EXTRAIT DU DOCUMENT —
Si bien que lorsque Félix m’a dit, un vendredi matin où j’étais particulièrement démotivée, de réserver ma soirée, j’ai simplement pensé qu’on irait souper dans un de mes restos préférés. Or, en voiture, je me suis vite aperçue que nous ne nous dirigions ni vers le bar à sushis ni vers le resto italien que nous aimions tant. Nous roulions en direction du pont Champlain! Mon bien-aimé se tenant coi, aucun des scénarios qui défilaient dans ma tête ne pouvait me préparer à ce qui m’attendait à Saint-Jean-sur-Richelieu: un vieux voilier à vendre! Pantoise, j’ai alors appris que Félix cherchait depuis des mois un bateau d’occasion afin que nous puissions concrétiser notre rêve. Je n’en revenais tout simplement pas. Oui, je pouvais très bien m’imaginer bouquiner sur un catamaran, le visage caressé par la brise marine, mais la perspective de réellement prendre le large? Oh là là, pas sûre! J’avais passé ma vie à Montréal et, contrairement à Félix, je ne connaissais absolument rien aux bateaux! Mon amoureux, lui, avait tâté de la voile au cours de ses étés de jeunesse. Il avait même suivi un cours de navigation de plaisance et accompagné son parrain jusqu’à Miami via l’Intracoastal Waterway. Mais moi? J’en savais autant à propos des plaisirs nautiques qu’en ce qui concerne les voyages en montgolfière, c’est-à-dire… rien du tout!

Pourtant, en entendant Félix m’exposer toutes les bonnes raisons pour lesquelles nous devions nous lancer dans cette aventure et répéter que nous le regretterions toute notre vie si nous ne le faisions pas maintenant, pendant que nous étions jeunes et sans enfants, je me suis prise à penser que c’était peut-être possible. Il n’en restait pas moins le «détail» financier à régler. Selon nos savants calculs, la location de notre condo meublé allait suffire au paiement de l’hypothèque et autres frais, et nous allions même pouvoir dégager un léger surplus. Donc, de ce côté, tout allait bien. Avec nos économies, un budget serré jusqu’au départ et le fruit de la vente de notre voiture et de la moto de Félix, nous estimions pouvoir nous en tirer pendant un an. En fait, l’élément décisif a été le fait que le bateau ne coûtait vraiment pas cher…

Ainsi, pendant les quelque huit mois qui ont suivi, la plupart de nos temps libres ont été consacrés à faire la mise au point du bateau ainsi qu’à obtenir les brevets de navigation nécessaires. Félix a rafraîchi ses connaissances et, moi, j’ai pris un cours de voile et je me suis initiée à la lecture des cartes maritimes comme des tables de courants. Puis, le moment est enfin venu de quitter nos emplois, de louer notre condo du Plateau-Mont-Royal, de réunir toutes nos économies dans un compte conjoint et de prendre le large.

EXTRAIT DES DONNÉES —
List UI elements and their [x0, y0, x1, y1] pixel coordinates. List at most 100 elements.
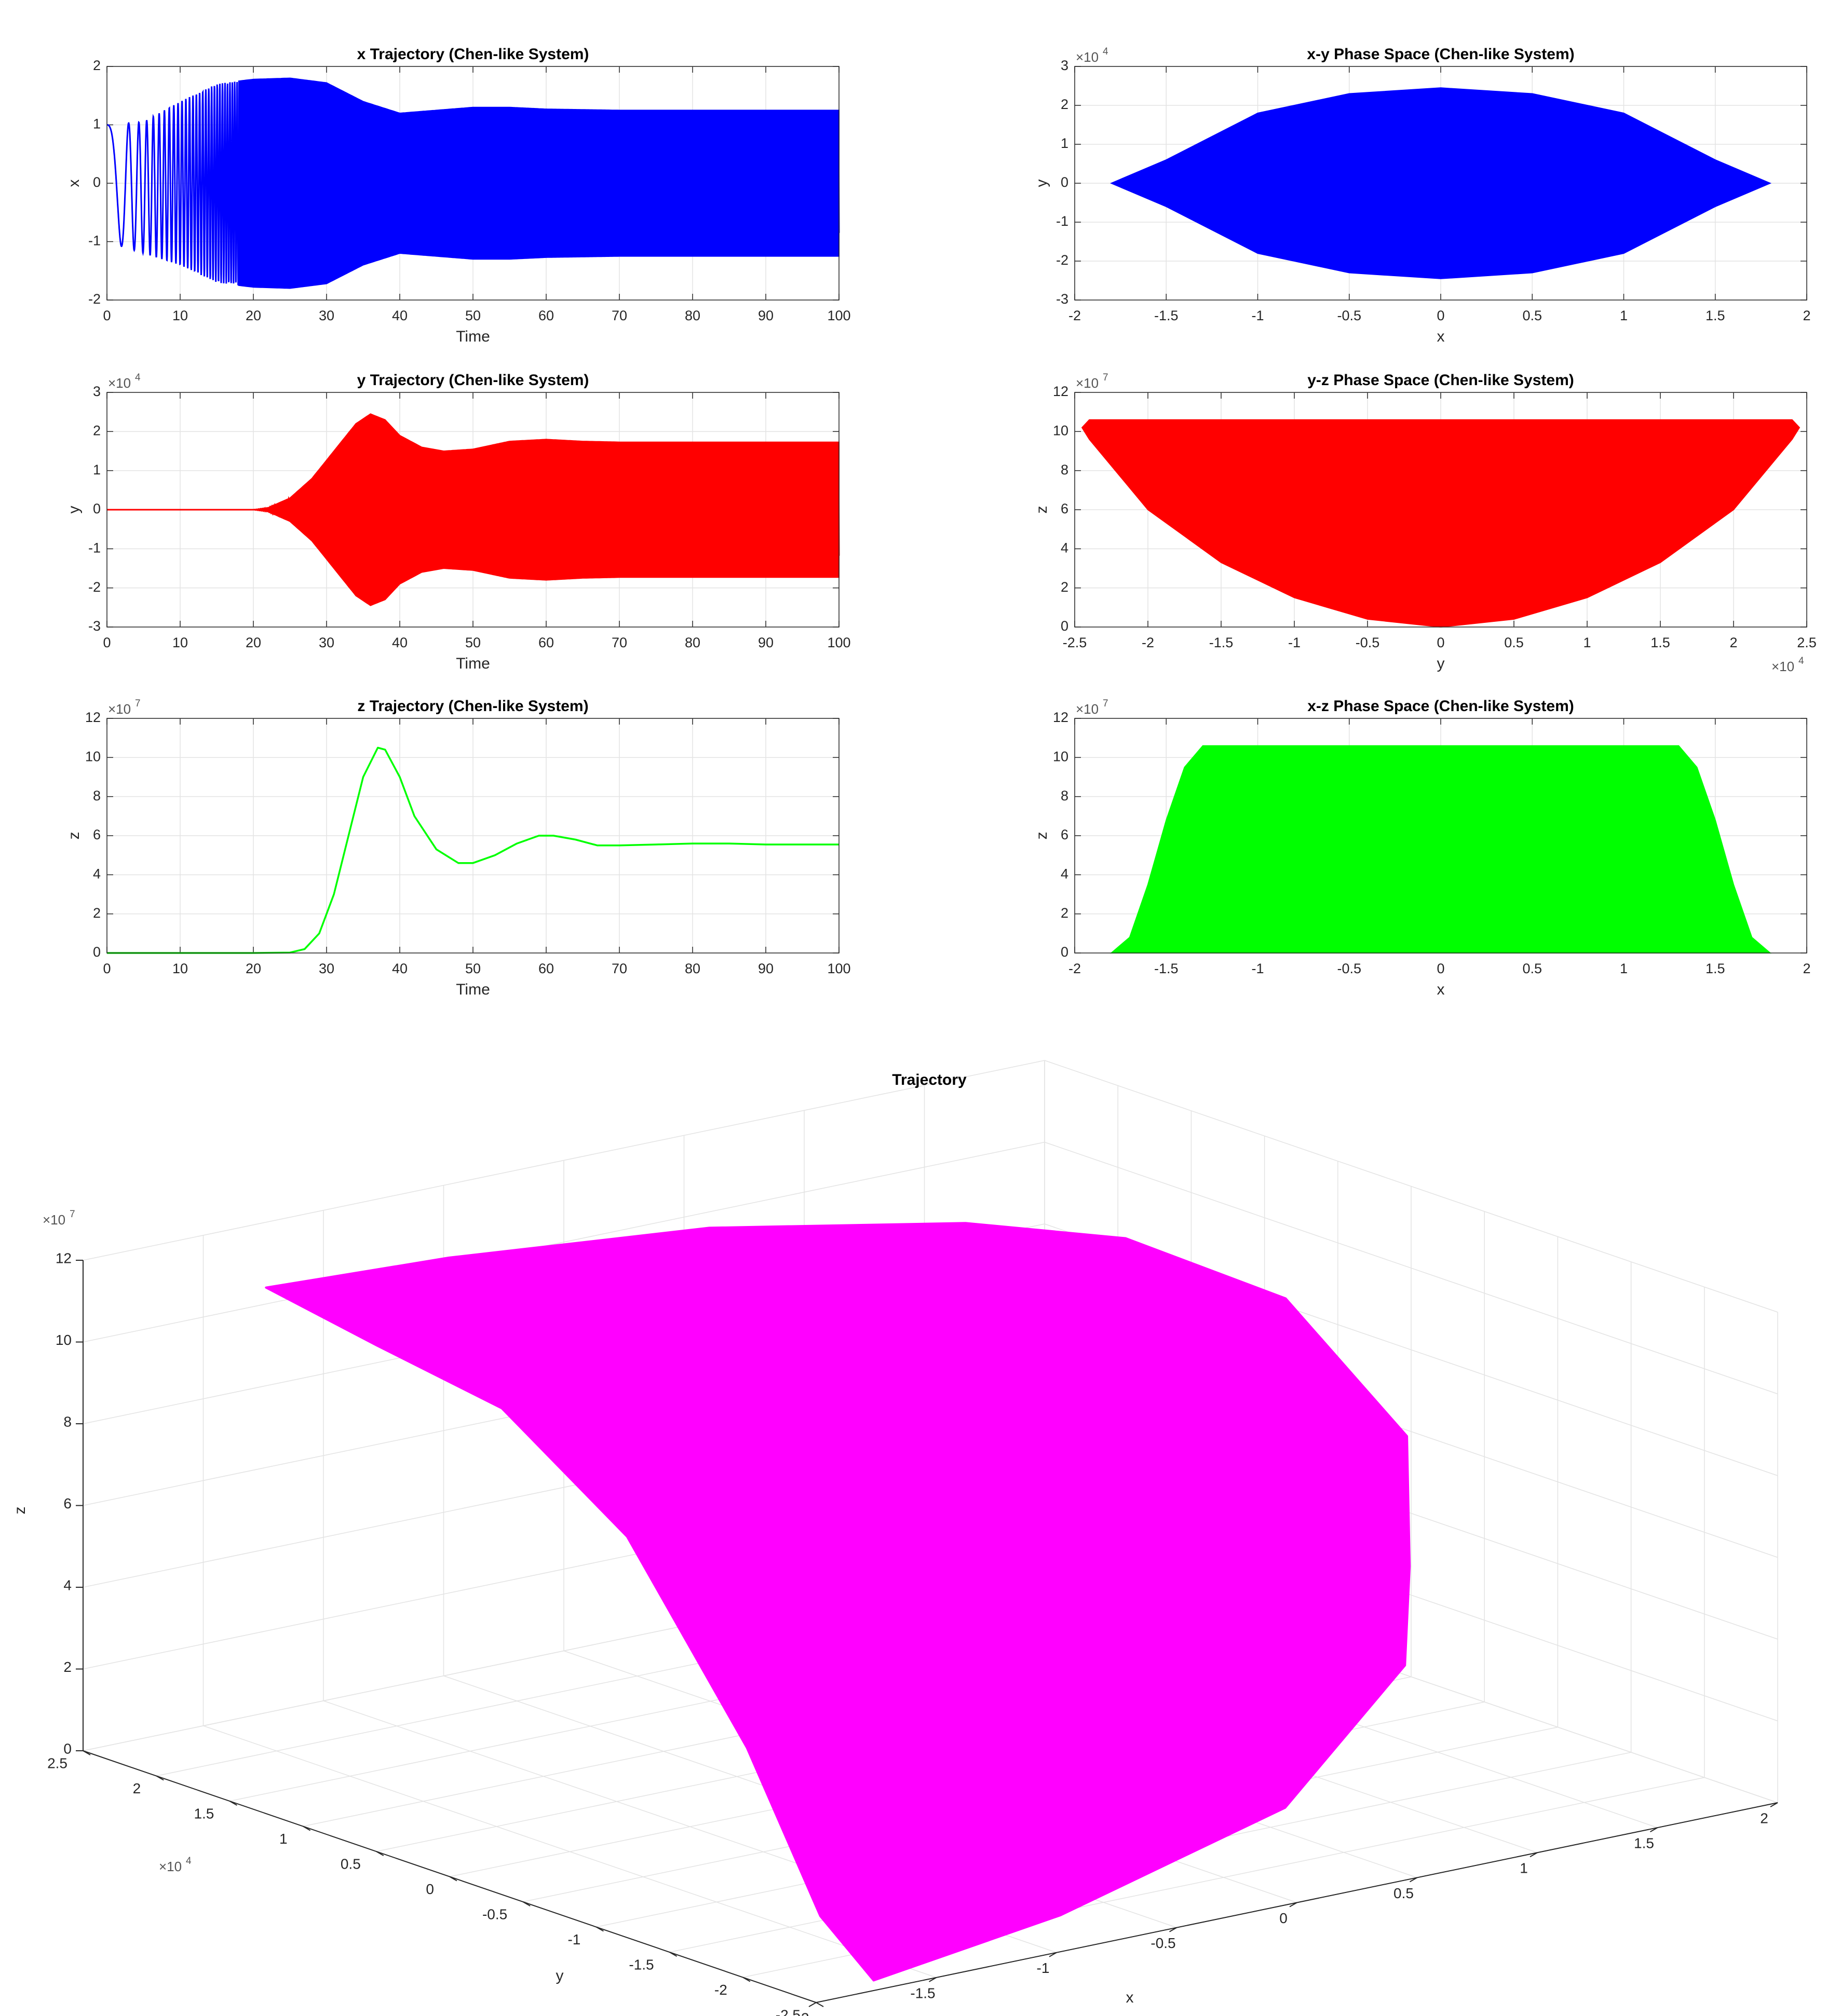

CONSIGNES ÉCRITES —
1. Dans le récit du voilier, relevez toutes les actions que la narratrice dit accomplir lorsque le moment est enfin venu.
2. Poursuivez le récit du voilier à partir de sa dernière phrase.
Les données forment un ensemble distinct du récit du voilier.

RÉPONSES —
1.
- Quitter leurs emplois
- Louer leur condo du Plateau-Mont-Royal
- Réunir toutes leurs économies dans un compte conjoint
- Prendre le large

2.
Les premiers jours à bord de L’Aurore, alors que nous naviguions dans le canal du lac Champlain, étaient presque surréalistes. J’avais joyeusement renoncé aux 45 minutes de mise en beauté que requérait mon rituel «pré-bureau» au profit d’une simple queue de cheval et d’une bonne crème solaire. Depuis la fin de mes études, chaque seconde de mon existence avait été consacrée à la performance, et voilà que je me retrouvais sur notre nid d’amour flottant, n’ayant qu’à admirer le paysage qui défilait (avec tout de même une petite pointe de nervosité logée au creux de la poitrine). Une petite sieste par-ci, un pique-nique en amoureux par-là, il m’a fallu m’ajuster à mon nouvel emploi du temps, vaincre la culpabilité des premiers jours de farniente, mais en moins d’une semaine, la vie sur L’Aurore m’est apparue si délicieuse que j’avais du mal à comprendre pourquoi j’avais tant hésité à larguer les amarres.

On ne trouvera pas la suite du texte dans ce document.